- Input for this task -
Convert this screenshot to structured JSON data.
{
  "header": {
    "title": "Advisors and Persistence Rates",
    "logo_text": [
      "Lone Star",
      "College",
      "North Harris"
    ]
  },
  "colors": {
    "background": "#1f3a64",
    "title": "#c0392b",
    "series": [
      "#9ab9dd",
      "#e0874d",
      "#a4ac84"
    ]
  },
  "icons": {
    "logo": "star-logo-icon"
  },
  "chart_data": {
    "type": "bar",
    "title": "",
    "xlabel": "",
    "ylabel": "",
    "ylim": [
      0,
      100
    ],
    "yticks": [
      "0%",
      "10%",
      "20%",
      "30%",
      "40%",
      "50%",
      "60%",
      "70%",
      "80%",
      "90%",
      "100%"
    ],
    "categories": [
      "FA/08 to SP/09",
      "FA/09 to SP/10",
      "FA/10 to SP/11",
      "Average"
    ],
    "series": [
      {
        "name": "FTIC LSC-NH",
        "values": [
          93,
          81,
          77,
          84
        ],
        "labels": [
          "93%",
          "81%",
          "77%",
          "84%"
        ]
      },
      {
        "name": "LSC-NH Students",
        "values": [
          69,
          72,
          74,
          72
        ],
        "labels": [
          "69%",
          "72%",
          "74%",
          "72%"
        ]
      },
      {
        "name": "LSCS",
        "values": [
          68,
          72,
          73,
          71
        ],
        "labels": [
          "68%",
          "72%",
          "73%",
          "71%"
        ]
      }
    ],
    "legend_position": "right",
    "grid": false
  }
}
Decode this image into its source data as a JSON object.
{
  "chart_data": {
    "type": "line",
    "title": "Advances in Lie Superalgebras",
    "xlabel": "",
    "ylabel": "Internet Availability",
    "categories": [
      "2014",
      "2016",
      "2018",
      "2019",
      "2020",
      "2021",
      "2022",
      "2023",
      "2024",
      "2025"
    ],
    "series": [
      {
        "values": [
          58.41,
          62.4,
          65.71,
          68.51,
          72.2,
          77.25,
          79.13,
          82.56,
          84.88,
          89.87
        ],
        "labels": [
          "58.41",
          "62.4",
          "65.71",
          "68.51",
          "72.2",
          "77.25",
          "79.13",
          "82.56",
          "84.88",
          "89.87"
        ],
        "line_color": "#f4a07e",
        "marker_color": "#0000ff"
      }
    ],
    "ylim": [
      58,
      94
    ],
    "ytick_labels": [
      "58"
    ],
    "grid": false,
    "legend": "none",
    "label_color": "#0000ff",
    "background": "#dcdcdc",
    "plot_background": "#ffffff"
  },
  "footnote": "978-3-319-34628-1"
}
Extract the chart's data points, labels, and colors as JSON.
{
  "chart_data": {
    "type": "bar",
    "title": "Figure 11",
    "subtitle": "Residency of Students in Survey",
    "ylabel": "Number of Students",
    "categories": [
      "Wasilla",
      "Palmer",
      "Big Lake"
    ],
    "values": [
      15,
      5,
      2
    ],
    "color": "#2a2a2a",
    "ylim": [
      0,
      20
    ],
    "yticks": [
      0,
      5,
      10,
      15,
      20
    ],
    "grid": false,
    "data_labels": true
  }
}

- What to produce -
Write down the full listing again, exactly.

- Response to this task -
Convert this screenshot to structured JSON data.
{
  "header": {
    "title": "Advisors and Persistence Rates",
    "logo_text": [
      "Lone Star",
      "College",
      "North Harris"
    ]
  },
  "colors": {
    "background": "#1f3a64",
    "title": "#c0392b",
    "series": [
      "#9ab9dd",
      "#e0874d",
      "#a4ac84"
    ]
  },
  "icons": {
    "logo": "star-logo-icon"
  },
  "chart_data": {
    "type": "bar",
    "title": "",
    "xlabel": "",
    "ylabel": "",
    "ylim": [
      0,
      100
    ],
    "yticks": [
      "0%",
      "10%",
      "20%",
      "30%",
      "40%",
      "50%",
      "60%",
      "70%",
      "80%",
      "90%",
      "100%"
    ],
    "categories": [
      "FA/08 to SP/09",
      "FA/09 to SP/10",
      "FA/10 to SP/11",
      "Average"
    ],
    "series": [
      {
        "name": "FTIC LSC-NH",
        "values": [
          93,
          81,
          77,
          84
        ],
        "labels": [
          "93%",
          "81%",
          "77%",
          "84%"
        ]
      },
      {
        "name": "LSC-NH Students",
        "values": [
          69,
          72,
          74,
          72
        ],
        "labels": [
          "69%",
          "72%",
          "74%",
          "72%"
        ]
      },
      {
        "name": "LSCS",
        "values": [
          68,
          72,
          73,
          71
        ],
        "labels": [
          "68%",
          "72%",
          "73%",
          "71%"
        ]
      }
    ],
    "legend_position": "right",
    "grid": false
  }
}
Decode this image into its source data as a JSON object.
{
  "chart_data": {
    "type": "line",
    "title": "Advances in Lie Superalgebras",
    "xlabel": "",
    "ylabel": "Internet Availability",
    "categories": [
      "2014",
      "2016",
      "2018",
      "2019",
      "2020",
      "2021",
      "2022",
      "2023",
      "2024",
      "2025"
    ],
    "series": [
      {
        "values": [
          58.41,
          62.4,
          65.71,
          68.51,
          72.2,
          77.25,
          79.13,
          82.56,
          84.88,
          89.87
        ],
        "labels": [
          "58.41",
          "62.4",
          "65.71",
          "68.51",
          "72.2",
          "77.25",
          "79.13",
          "82.56",
          "84.88",
          "89.87"
        ],
        "line_color": "#f4a07e",
        "marker_color": "#0000ff"
      }
    ],
    "ylim": [
      58,
      94
    ],
    "ytick_labels": [
      "58"
    ],
    "grid": false,
    "legend": "none",
    "label_color": "#0000ff",
    "background": "#dcdcdc",
    "plot_background": "#ffffff"
  },
  "footnote": "978-3-319-34628-1"
}
Extract the chart's data points, labels, and colors as JSON.
{
  "chart_data": {
    "type": "bar",
    "title": "Figure 11",
    "subtitle": "Residency of Students in Survey",
    "ylabel": "Number of Students",
    "categories": [
      "Wasilla",
      "Palmer",
      "Big Lake"
    ],
    "values": [
      15,
      5,
      2
    ],
    "color": "#2a2a2a",
    "ylim": [
      0,
      20
    ],
    "yticks": [
      0,
      5,
      10,
      15,
      20
    ],
    "grid": false,
    "data_labels": true
  }
}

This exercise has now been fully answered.